[BEGIN SUPPLIED RECORDS]

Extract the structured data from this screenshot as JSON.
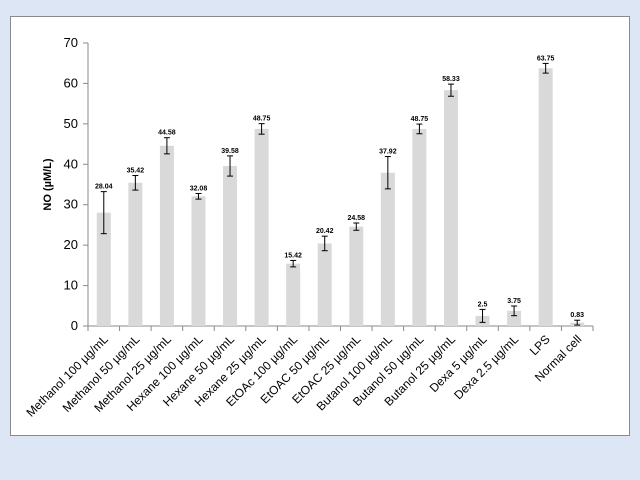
{
  "chart_data": {
    "type": "bar",
    "title": "",
    "xlabel": "",
    "ylabel": "NO (µM/L)",
    "ylim": [
      0,
      70
    ],
    "yticks": [
      0,
      10,
      20,
      30,
      40,
      50,
      60,
      70
    ],
    "grid": false,
    "legend": "none",
    "bar_color": "#d9d9d9",
    "categories": [
      "Methanol 100 µg/mL",
      "Methanol 50 µg/mL",
      "Methanol 25 µg/mL",
      "Hexane 100 µg/mL",
      "Hexane 50 µg/mL",
      "Hexane 25 µg/mL",
      "EtOAc 100 µg/mL",
      "EtOAC 50 µg/mL",
      "EtOAC 25 µg/mL",
      "Butanol 100 µg/mL",
      "Butanol 50 µg/mL",
      "Butanol 25 µg/mL",
      "Dexa 5 µg/mL",
      "Dexa 2.5 µg/mL",
      "LPS",
      "Normal cell"
    ],
    "values": [
      28.04,
      35.42,
      44.58,
      32.08,
      39.58,
      48.75,
      15.42,
      20.42,
      24.58,
      37.92,
      48.75,
      58.33,
      2.5,
      3.75,
      63.75,
      0.83
    ],
    "data_labels": [
      "28.04",
      "35.42",
      "44.58",
      "32.08",
      "39.58",
      "48.75",
      "15.42",
      "20.42",
      "24.58",
      "37.92",
      "48.75",
      "58.33",
      "2.5",
      "3.75",
      "63.75",
      "0.83"
    ],
    "errors": [
      5.2,
      1.8,
      2.0,
      0.7,
      2.5,
      1.3,
      0.8,
      1.8,
      0.9,
      4.0,
      1.2,
      1.5,
      1.6,
      1.2,
      1.2,
      0.6
    ]
  }
}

[END SUPPLIED RECORDS]

§ **EXERCISE PROMPT**
Quote the listing above in full, except for the pictures.

§ **RESULT FOR THIS TASK**
Extract the structured data from this screenshot as JSON.
{
  "chart_data": {
    "type": "bar",
    "title": "",
    "xlabel": "",
    "ylabel": "NO (µM/L)",
    "ylim": [
      0,
      70
    ],
    "yticks": [
      0,
      10,
      20,
      30,
      40,
      50,
      60,
      70
    ],
    "grid": false,
    "legend": "none",
    "bar_color": "#d9d9d9",
    "categories": [
      "Methanol 100 µg/mL",
      "Methanol 50 µg/mL",
      "Methanol 25 µg/mL",
      "Hexane 100 µg/mL",
      "Hexane 50 µg/mL",
      "Hexane 25 µg/mL",
      "EtOAc 100 µg/mL",
      "EtOAC 50 µg/mL",
      "EtOAC 25 µg/mL",
      "Butanol 100 µg/mL",
      "Butanol 50 µg/mL",
      "Butanol 25 µg/mL",
      "Dexa 5 µg/mL",
      "Dexa 2.5 µg/mL",
      "LPS",
      "Normal cell"
    ],
    "values": [
      28.04,
      35.42,
      44.58,
      32.08,
      39.58,
      48.75,
      15.42,
      20.42,
      24.58,
      37.92,
      48.75,
      58.33,
      2.5,
      3.75,
      63.75,
      0.83
    ],
    "data_labels": [
      "28.04",
      "35.42",
      "44.58",
      "32.08",
      "39.58",
      "48.75",
      "15.42",
      "20.42",
      "24.58",
      "37.92",
      "48.75",
      "58.33",
      "2.5",
      "3.75",
      "63.75",
      "0.83"
    ],
    "errors": [
      5.2,
      1.8,
      2.0,
      0.7,
      2.5,
      1.3,
      0.8,
      1.8,
      0.9,
      4.0,
      1.2,
      1.5,
      1.6,
      1.2,
      1.2,
      0.6
    ]
  }
}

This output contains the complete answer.